§ **TASK REQUIREMENTS**: Reproduce the blog post below on cancer studies downplaying chemotherapy side effects word for word, from the date line to its last sentence.

Friday, January 11, 2013

Cancer studies often downplay chemo side effects:

http://www.chrisbeatcancer.com/cancer-studies-downplay-chemo-side-effects-researchers-spin-results/


chemo drug warning
Jan 10th, 2013 / Reuters Health

Doctors relying on studies published in top journals for guidance about how to treat women with breast cancer may not be getting the most accurate information, according to a new analysis.
“Investigators want to go overboard to make their studies look positive,” said Dr. Ian Tannock, the senior author of the new study in the Annals of Oncology.

In two-thirds of the 164 studies Tannock and colleagues scrutinized, toxicities and serious side effects from chemotherapy, radiation or surgery were not listed in the paper’s abstract summary.
That’s important, said Tannock, of Princess Margaret Hospital in Toronto, because “most of us (doctors) are so damn busy, we only read the abstract and skim the tables and figures.”
A fifth of the studies didn’t include toxicities in results tables, and about a third failed to mention them in either the abstract or the discussion section.

Most surprising, said Tannock, was that in a third of studies, if the treatment didn’t work as well as one might hope, researchers moved the goalposts, reporting results that weren’t what the study was originally designed to test.

§ **DATA SHOWN**:

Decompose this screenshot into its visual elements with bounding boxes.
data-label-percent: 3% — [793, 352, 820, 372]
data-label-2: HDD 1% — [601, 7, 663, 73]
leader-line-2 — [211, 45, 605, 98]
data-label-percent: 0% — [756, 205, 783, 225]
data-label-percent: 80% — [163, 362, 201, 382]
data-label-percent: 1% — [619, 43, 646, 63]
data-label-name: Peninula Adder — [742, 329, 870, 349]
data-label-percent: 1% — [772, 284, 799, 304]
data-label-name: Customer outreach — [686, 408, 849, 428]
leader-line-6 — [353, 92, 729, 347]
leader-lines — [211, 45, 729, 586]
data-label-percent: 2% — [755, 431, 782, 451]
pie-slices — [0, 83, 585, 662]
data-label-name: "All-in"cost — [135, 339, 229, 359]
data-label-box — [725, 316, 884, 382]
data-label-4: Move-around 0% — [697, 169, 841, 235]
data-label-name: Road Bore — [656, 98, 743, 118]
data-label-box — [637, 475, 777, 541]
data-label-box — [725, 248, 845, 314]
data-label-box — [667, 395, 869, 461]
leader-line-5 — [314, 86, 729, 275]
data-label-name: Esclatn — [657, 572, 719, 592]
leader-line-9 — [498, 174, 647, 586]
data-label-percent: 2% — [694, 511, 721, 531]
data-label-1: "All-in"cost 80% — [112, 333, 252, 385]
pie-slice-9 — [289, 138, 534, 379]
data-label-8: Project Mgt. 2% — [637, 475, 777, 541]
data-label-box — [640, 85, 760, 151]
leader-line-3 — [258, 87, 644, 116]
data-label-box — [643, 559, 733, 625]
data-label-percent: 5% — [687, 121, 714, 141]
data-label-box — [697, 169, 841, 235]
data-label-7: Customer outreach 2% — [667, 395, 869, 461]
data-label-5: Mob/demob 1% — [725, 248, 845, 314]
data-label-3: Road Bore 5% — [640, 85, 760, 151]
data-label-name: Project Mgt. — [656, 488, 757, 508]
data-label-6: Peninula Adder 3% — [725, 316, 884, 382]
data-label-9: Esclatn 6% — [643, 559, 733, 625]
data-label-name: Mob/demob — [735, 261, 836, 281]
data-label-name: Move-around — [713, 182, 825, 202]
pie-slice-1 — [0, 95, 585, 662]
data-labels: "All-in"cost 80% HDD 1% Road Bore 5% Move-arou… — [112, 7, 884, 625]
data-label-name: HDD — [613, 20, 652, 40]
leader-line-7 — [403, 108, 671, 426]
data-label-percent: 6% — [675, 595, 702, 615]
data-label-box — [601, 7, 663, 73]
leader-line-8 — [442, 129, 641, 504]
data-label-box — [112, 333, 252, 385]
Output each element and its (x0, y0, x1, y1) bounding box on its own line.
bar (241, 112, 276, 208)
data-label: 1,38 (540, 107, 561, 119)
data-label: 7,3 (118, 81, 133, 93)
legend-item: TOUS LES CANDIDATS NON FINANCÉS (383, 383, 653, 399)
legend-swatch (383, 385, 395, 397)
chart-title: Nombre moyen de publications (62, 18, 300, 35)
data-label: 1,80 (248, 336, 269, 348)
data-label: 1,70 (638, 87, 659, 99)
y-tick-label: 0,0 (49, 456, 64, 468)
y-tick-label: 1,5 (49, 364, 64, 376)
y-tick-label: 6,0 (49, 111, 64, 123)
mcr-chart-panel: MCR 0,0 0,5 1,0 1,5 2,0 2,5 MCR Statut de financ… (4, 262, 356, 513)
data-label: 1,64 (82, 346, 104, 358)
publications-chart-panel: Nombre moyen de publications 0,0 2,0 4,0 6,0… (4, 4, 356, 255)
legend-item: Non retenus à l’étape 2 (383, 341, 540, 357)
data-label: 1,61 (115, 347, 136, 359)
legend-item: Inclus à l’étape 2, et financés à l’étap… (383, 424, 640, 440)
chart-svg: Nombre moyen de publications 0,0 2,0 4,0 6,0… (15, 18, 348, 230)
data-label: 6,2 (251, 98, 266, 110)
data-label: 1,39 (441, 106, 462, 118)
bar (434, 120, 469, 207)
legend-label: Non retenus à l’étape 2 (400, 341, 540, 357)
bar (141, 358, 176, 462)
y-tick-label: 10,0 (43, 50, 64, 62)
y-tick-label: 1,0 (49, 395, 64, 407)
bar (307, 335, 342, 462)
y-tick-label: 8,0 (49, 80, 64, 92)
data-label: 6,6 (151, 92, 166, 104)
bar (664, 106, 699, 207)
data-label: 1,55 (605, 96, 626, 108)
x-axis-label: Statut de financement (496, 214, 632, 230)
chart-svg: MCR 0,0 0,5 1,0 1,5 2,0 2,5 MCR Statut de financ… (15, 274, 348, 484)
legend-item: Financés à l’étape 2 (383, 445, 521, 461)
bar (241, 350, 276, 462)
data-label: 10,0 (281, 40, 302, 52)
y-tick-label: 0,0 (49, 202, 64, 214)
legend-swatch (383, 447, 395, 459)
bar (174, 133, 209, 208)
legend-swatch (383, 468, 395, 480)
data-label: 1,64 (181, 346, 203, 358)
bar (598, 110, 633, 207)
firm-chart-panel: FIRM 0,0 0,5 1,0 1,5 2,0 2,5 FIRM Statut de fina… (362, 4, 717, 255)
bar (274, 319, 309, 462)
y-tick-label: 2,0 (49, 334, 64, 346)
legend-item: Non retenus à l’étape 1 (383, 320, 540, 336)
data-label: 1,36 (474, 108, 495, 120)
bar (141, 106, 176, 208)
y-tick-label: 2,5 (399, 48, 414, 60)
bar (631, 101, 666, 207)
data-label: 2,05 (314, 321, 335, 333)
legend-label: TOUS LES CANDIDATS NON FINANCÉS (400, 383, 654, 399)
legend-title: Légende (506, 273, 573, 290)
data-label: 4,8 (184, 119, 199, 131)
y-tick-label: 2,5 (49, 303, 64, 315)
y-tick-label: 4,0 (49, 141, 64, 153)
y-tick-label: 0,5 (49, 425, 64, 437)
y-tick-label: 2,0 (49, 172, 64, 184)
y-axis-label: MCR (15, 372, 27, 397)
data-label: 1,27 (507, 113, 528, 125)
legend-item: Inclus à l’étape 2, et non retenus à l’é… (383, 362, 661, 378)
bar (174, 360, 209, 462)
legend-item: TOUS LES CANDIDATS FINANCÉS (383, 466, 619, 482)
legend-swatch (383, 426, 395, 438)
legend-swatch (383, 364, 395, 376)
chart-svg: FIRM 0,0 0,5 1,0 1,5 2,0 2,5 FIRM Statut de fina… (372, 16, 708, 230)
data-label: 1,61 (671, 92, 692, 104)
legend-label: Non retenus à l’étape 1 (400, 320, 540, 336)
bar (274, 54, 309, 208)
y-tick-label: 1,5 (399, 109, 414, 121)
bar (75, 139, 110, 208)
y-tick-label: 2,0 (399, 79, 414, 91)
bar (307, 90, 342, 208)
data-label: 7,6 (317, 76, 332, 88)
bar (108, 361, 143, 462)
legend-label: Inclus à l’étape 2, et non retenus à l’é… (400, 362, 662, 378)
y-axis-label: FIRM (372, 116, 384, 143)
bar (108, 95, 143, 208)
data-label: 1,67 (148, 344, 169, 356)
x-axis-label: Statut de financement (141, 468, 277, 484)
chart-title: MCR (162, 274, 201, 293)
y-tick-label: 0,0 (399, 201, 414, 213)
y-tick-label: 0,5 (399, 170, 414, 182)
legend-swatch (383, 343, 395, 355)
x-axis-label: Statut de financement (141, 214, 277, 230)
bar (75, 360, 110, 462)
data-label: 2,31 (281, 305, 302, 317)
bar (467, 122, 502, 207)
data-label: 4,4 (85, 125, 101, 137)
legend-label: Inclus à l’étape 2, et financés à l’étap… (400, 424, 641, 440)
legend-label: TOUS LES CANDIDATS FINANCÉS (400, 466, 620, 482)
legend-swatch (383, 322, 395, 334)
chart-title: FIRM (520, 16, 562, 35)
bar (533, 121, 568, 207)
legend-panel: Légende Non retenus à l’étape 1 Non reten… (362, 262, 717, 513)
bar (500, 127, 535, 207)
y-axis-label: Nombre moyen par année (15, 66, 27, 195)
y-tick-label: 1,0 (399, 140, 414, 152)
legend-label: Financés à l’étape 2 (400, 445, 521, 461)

§ **TASK RESULT**:
Friday, January 11, 2013

Cancer studies often downplay chemo side effects:

http://www.chrisbeatcancer.com/cancer-studies-downplay-chemo-side-effects-researchers-spin-results/


chemo drug warning
Jan 10th, 2013 / Reuters Health

Doctors relying on studies published in top journals for guidance about how to treat women with breast cancer may not be getting the most accurate information, according to a new analysis.
“Investigators want to go overboard to make their studies look positive,” said Dr. Ian Tannock, the senior author of the new study in the Annals of Oncology.

In two-thirds of the 164 studies Tannock and colleagues scrutinized, toxicities and serious side effects from chemotherapy, radiation or surgery were not listed in the paper’s abstract summary.
That’s important, said Tannock, of Princess Margaret Hospital in Toronto, because “most of us (doctors) are so damn busy, we only read the abstract and skim the tables and figures.”
A fifth of the studies didn’t include toxicities in results tables, and about a third failed to mention them in either the abstract or the discussion section.

Most surprising, said Tannock, was that in a third of studies, if the treatment didn’t work as well as one might hope, researchers moved the goalposts, reporting results that weren’t what the study was originally designed to test.